» **PROVIDED RECORDS**
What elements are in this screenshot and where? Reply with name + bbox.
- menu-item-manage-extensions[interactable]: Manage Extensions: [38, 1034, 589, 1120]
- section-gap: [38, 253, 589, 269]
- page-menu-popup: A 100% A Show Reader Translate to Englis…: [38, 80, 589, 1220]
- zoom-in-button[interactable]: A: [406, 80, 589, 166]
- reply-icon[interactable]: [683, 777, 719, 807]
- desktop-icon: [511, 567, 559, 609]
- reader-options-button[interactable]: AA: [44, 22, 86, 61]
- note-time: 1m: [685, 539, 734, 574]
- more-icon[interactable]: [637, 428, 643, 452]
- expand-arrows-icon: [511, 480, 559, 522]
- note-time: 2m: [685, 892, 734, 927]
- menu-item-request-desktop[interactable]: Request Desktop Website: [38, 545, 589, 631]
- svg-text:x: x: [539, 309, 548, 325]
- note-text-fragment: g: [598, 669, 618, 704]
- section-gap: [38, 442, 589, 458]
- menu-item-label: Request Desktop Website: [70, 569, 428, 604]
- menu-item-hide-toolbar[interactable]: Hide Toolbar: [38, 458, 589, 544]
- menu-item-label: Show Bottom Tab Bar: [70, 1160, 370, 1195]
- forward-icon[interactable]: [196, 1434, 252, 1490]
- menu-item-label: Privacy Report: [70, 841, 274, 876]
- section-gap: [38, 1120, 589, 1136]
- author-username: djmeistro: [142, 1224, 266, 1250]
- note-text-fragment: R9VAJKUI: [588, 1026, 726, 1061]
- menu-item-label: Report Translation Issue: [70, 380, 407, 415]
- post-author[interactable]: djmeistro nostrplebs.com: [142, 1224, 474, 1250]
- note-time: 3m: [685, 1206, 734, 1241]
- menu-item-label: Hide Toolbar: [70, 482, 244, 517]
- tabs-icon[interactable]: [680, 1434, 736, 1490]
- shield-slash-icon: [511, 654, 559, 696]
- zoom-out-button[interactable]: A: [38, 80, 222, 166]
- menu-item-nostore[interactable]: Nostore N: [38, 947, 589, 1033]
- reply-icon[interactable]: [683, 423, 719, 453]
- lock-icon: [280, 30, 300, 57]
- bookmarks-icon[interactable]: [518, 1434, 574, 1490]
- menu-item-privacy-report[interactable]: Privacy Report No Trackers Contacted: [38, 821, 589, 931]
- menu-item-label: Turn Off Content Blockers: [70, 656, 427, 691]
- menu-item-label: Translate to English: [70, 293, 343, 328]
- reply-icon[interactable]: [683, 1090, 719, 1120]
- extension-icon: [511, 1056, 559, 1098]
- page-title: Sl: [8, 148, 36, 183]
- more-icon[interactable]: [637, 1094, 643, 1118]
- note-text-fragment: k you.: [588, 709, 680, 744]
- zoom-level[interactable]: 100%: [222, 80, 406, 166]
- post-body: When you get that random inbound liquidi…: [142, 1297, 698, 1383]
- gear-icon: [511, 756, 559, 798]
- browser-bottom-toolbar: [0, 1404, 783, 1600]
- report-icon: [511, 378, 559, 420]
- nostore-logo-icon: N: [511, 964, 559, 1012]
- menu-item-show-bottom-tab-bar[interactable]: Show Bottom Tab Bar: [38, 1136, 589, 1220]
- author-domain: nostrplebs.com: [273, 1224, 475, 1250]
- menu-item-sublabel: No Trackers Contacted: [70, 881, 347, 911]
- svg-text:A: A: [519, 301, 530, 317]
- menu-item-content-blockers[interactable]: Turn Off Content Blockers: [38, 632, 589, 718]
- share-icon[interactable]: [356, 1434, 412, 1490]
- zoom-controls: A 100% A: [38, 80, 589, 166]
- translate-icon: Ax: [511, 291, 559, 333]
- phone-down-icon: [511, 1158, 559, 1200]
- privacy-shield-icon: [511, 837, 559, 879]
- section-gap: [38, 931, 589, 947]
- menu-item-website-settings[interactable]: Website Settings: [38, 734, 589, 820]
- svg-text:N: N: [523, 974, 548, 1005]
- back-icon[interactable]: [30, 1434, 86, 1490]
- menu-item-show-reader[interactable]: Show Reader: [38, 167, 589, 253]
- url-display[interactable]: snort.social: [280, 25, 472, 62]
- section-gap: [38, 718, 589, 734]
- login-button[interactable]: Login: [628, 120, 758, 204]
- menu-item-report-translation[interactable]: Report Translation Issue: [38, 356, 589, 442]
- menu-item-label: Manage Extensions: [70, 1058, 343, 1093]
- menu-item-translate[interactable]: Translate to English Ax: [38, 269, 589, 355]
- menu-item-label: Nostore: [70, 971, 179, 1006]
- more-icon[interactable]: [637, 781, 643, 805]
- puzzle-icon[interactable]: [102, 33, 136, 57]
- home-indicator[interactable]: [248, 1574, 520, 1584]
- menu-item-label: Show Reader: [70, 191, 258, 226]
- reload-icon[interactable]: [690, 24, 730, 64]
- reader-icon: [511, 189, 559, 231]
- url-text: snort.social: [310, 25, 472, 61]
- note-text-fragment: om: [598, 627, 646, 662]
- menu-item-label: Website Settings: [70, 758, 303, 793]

» **WHAT YOU HAVE TO DO**
In the rows above, find each line that contains the string "Website" and copy it in full.

» **ANSWER TO THIS PROBLEM**
- menu-item-request-desktop[interactable]: Request Desktop Website: [38, 545, 589, 631]
- menu-item-label: Request Desktop Website: [70, 569, 428, 604]
- menu-item-website-settings[interactable]: Website Settings: [38, 734, 589, 820]
- menu-item-label: Website Settings: [70, 758, 303, 793]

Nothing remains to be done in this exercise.